| Task to complete |
Send back the records in full, character for character.

>> Begin Given records

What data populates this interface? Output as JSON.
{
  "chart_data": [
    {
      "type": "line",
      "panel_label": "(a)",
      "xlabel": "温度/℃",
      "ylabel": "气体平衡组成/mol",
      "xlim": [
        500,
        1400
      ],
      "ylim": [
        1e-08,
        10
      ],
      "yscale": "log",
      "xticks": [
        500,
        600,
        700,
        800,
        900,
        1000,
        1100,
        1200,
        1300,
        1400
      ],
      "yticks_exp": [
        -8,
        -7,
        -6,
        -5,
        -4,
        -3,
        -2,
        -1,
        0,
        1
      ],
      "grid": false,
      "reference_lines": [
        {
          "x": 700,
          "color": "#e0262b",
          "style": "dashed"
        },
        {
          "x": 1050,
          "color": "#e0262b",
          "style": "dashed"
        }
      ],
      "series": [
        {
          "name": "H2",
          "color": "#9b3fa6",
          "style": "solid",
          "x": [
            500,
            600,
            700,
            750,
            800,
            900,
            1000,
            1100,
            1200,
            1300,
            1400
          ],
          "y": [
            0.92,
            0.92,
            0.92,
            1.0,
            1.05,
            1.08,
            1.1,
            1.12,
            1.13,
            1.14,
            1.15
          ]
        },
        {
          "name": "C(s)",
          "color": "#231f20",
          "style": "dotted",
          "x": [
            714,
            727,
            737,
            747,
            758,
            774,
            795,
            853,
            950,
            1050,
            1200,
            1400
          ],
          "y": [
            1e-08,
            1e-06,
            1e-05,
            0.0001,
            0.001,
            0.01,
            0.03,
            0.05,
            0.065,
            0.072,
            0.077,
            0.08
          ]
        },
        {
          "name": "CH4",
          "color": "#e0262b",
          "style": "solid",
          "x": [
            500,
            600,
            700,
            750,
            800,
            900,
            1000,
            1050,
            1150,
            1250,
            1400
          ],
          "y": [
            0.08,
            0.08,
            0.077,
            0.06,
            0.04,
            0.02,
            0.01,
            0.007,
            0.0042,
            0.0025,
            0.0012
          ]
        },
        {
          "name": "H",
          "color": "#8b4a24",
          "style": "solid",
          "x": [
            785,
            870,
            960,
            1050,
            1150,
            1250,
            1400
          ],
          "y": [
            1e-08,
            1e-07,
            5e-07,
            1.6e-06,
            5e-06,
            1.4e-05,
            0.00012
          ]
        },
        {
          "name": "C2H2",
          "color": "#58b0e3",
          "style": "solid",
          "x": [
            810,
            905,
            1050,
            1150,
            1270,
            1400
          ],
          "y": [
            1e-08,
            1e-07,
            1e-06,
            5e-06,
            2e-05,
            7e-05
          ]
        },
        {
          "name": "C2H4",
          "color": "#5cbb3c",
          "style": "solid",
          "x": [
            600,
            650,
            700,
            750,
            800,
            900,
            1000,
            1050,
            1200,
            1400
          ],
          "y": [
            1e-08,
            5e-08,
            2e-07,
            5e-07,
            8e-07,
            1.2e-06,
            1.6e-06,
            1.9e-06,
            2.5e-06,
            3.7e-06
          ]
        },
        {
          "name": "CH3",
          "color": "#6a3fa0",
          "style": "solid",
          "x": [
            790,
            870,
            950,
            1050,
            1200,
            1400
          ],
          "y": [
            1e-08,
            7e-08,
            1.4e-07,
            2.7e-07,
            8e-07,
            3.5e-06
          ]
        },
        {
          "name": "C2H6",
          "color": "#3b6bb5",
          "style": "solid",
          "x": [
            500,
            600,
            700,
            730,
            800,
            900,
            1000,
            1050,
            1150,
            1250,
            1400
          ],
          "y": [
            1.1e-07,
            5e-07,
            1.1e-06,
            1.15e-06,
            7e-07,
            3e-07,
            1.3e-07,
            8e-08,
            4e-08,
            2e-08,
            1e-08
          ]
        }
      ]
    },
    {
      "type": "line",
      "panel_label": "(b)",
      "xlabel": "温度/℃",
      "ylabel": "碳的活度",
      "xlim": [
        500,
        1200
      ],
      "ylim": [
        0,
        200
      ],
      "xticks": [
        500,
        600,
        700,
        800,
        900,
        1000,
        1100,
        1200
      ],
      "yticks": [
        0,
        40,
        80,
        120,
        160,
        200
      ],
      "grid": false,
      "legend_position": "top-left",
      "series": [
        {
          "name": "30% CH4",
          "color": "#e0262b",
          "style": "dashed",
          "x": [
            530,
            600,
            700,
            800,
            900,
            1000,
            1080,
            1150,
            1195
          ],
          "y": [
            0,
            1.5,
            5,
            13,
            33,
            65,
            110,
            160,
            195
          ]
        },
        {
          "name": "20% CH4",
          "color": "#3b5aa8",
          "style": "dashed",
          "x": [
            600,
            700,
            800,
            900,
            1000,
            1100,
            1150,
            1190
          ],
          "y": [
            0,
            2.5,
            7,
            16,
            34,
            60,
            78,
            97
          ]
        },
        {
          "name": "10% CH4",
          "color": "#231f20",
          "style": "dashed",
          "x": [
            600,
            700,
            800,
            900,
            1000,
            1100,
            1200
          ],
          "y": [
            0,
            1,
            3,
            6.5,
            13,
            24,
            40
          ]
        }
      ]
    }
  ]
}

>> End Given records

| The completed task |
What data populates this interface? Output as JSON.
{
  "chart_data": [
    {
      "type": "line",
      "panel_label": "(a)",
      "xlabel": "温度/℃",
      "ylabel": "气体平衡组成/mol",
      "xlim": [
        500,
        1400
      ],
      "ylim": [
        1e-08,
        10
      ],
      "yscale": "log",
      "xticks": [
        500,
        600,
        700,
        800,
        900,
        1000,
        1100,
        1200,
        1300,
        1400
      ],
      "yticks_exp": [
        -8,
        -7,
        -6,
        -5,
        -4,
        -3,
        -2,
        -1,
        0,
        1
      ],
      "grid": false,
      "reference_lines": [
        {
          "x": 700,
          "color": "#e0262b",
          "style": "dashed"
        },
        {
          "x": 1050,
          "color": "#e0262b",
          "style": "dashed"
        }
      ],
      "series": [
        {
          "name": "H2",
          "color": "#9b3fa6",
          "style": "solid",
          "x": [
            500,
            600,
            700,
            750,
            800,
            900,
            1000,
            1100,
            1200,
            1300,
            1400
          ],
          "y": [
            0.92,
            0.92,
            0.92,
            1.0,
            1.05,
            1.08,
            1.1,
            1.12,
            1.13,
            1.14,
            1.15
          ]
        },
        {
          "name": "C(s)",
          "color": "#231f20",
          "style": "dotted",
          "x": [
            714,
            727,
            737,
            747,
            758,
            774,
            795,
            853,
            950,
            1050,
            1200,
            1400
          ],
          "y": [
            1e-08,
            1e-06,
            1e-05,
            0.0001,
            0.001,
            0.01,
            0.03,
            0.05,
            0.065,
            0.072,
            0.077,
            0.08
          ]
        },
        {
          "name": "CH4",
          "color": "#e0262b",
          "style": "solid",
          "x": [
            500,
            600,
            700,
            750,
            800,
            900,
            1000,
            1050,
            1150,
            1250,
            1400
          ],
          "y": [
            0.08,
            0.08,
            0.077,
            0.06,
            0.04,
            0.02,
            0.01,
            0.007,
            0.0042,
            0.0025,
            0.0012
          ]
        },
        {
          "name": "H",
          "color": "#8b4a24",
          "style": "solid",
          "x": [
            785,
            870,
            960,
            1050,
            1150,
            1250,
            1400
          ],
          "y": [
            1e-08,
            1e-07,
            5e-07,
            1.6e-06,
            5e-06,
            1.4e-05,
            0.00012
          ]
        },
        {
          "name": "C2H2",
          "color": "#58b0e3",
          "style": "solid",
          "x": [
            810,
            905,
            1050,
            1150,
            1270,
            1400
          ],
          "y": [
            1e-08,
            1e-07,
            1e-06,
            5e-06,
            2e-05,
            7e-05
          ]
        },
        {
          "name": "C2H4",
          "color": "#5cbb3c",
          "style": "solid",
          "x": [
            600,
            650,
            700,
            750,
            800,
            900,
            1000,
            1050,
            1200,
            1400
          ],
          "y": [
            1e-08,
            5e-08,
            2e-07,
            5e-07,
            8e-07,
            1.2e-06,
            1.6e-06,
            1.9e-06,
            2.5e-06,
            3.7e-06
          ]
        },
        {
          "name": "CH3",
          "color": "#6a3fa0",
          "style": "solid",
          "x": [
            790,
            870,
            950,
            1050,
            1200,
            1400
          ],
          "y": [
            1e-08,
            7e-08,
            1.4e-07,
            2.7e-07,
            8e-07,
            3.5e-06
          ]
        },
        {
          "name": "C2H6",
          "color": "#3b6bb5",
          "style": "solid",
          "x": [
            500,
            600,
            700,
            730,
            800,
            900,
            1000,
            1050,
            1150,
            1250,
            1400
          ],
          "y": [
            1.1e-07,
            5e-07,
            1.1e-06,
            1.15e-06,
            7e-07,
            3e-07,
            1.3e-07,
            8e-08,
            4e-08,
            2e-08,
            1e-08
          ]
        }
      ]
    },
    {
      "type": "line",
      "panel_label": "(b)",
      "xlabel": "温度/℃",
      "ylabel": "碳的活度",
      "xlim": [
        500,
        1200
      ],
      "ylim": [
        0,
        200
      ],
      "xticks": [
        500,
        600,
        700,
        800,
        900,
        1000,
        1100,
        1200
      ],
      "yticks": [
        0,
        40,
        80,
        120,
        160,
        200
      ],
      "grid": false,
      "legend_position": "top-left",
      "series": [
        {
          "name": "30% CH4",
          "color": "#e0262b",
          "style": "dashed",
          "x": [
            530,
            600,
            700,
            800,
            900,
            1000,
            1080,
            1150,
            1195
          ],
          "y": [
            0,
            1.5,
            5,
            13,
            33,
            65,
            110,
            160,
            195
          ]
        },
        {
          "name": "20% CH4",
          "color": "#3b5aa8",
          "style": "dashed",
          "x": [
            600,
            700,
            800,
            900,
            1000,
            1100,
            1150,
            1190
          ],
          "y": [
            0,
            2.5,
            7,
            16,
            34,
            60,
            78,
            97
          ]
        },
        {
          "name": "10% CH4",
          "color": "#231f20",
          "style": "dashed",
          "x": [
            600,
            700,
            800,
            900,
            1000,
            1100,
            1200
          ],
          "y": [
            0,
            1,
            3,
            6.5,
            13,
            24,
            40
          ]
        }
      ]
    }
  ]
}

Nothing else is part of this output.